| YOUR OBJECTIVE |
Can you quote the lines below exactly, starting at the line with "Transcribe the text in this document." and going through the last one?

## START DATA LISTING

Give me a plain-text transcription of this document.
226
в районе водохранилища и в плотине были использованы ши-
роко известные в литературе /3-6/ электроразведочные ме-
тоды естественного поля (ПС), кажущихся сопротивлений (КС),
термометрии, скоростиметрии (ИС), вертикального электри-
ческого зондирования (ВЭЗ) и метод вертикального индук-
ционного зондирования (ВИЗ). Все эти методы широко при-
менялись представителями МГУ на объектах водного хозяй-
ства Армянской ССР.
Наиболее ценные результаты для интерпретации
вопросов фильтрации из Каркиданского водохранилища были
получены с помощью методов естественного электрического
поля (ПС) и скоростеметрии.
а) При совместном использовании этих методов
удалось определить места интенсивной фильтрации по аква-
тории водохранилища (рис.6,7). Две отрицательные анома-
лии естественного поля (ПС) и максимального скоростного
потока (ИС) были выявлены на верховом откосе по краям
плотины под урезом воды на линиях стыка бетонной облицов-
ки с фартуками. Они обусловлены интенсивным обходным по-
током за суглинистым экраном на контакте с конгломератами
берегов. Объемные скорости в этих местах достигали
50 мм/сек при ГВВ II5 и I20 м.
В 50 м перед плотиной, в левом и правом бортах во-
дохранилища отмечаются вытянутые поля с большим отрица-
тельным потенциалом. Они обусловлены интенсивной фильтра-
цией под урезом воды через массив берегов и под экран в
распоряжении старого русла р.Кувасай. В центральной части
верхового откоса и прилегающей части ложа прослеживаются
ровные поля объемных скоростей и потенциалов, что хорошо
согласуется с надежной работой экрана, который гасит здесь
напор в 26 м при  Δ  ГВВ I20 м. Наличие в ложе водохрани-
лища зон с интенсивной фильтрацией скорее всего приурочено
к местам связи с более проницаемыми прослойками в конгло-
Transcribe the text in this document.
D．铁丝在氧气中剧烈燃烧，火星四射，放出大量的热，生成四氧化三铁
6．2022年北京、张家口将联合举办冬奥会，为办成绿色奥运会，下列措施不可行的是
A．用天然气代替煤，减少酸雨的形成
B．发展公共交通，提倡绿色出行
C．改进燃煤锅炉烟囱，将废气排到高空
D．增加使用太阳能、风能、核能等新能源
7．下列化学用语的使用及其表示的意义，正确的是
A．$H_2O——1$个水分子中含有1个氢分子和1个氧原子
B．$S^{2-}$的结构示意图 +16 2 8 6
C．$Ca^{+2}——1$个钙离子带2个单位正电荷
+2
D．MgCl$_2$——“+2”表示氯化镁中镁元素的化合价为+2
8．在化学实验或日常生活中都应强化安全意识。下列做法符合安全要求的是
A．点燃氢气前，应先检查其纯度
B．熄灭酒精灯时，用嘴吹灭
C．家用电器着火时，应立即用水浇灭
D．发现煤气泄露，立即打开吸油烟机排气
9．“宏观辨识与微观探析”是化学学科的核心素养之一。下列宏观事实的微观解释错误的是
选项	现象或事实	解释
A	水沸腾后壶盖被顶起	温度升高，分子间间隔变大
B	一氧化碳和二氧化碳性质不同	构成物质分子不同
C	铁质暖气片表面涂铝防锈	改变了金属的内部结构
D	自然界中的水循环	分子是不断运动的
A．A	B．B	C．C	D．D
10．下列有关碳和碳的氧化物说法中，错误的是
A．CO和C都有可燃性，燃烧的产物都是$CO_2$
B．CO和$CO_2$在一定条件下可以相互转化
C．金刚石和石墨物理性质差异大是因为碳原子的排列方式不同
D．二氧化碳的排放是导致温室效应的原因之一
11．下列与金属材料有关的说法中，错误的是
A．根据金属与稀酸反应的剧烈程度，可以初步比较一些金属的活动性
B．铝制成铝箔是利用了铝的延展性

## END DATA LISTING

| ANSWER TO THIS TASK |
Transcribe the text in this document.
D．铁丝在氧气中剧烈燃烧，火星四射，放出大量的热，生成四氧化三铁
6．2022年北京、张家口将联合举办冬奥会，为办成绿色奥运会，下列措施不可行的是
A．用天然气代替煤，减少酸雨的形成
B．发展公共交通，提倡绿色出行
C．改进燃煤锅炉烟囱，将废气排到高空
D．增加使用太阳能、风能、核能等新能源
7．下列化学用语的使用及其表示的意义，正确的是
A．$H_2O——1$个水分子中含有1个氢分子和1个氧原子
B．$S^{2-}$的结构示意图 +16 2 8 6
C．$Ca^{+2}——1$个钙离子带2个单位正电荷
+2
D．MgCl$_2$——“+2”表示氯化镁中镁元素的化合价为+2
8．在化学实验或日常生活中都应强化安全意识。下列做法符合安全要求的是
A．点燃氢气前，应先检查其纯度
B．熄灭酒精灯时，用嘴吹灭
C．家用电器着火时，应立即用水浇灭
D．发现煤气泄露，立即打开吸油烟机排气
9．“宏观辨识与微观探析”是化学学科的核心素养之一。下列宏观事实的微观解释错误的是
选项	现象或事实	解释
A	水沸腾后壶盖被顶起	温度升高，分子间间隔变大
B	一氧化碳和二氧化碳性质不同	构成物质分子不同
C	铁质暖气片表面涂铝防锈	改变了金属的内部结构
D	自然界中的水循环	分子是不断运动的
A．A	B．B	C．C	D．D
10．下列有关碳和碳的氧化物说法中，错误的是
A．CO和C都有可燃性，燃烧的产物都是$CO_2$
B．CO和$CO_2$在一定条件下可以相互转化
C．金刚石和石墨物理性质差异大是因为碳原子的排列方式不同
D．二氧化碳的排放是导致温室效应的原因之一
11．下列与金属材料有关的说法中，错误的是
A．根据金属与稀酸反应的剧烈程度，可以初步比较一些金属的活动性
B．铝制成铝箔是利用了铝的延展性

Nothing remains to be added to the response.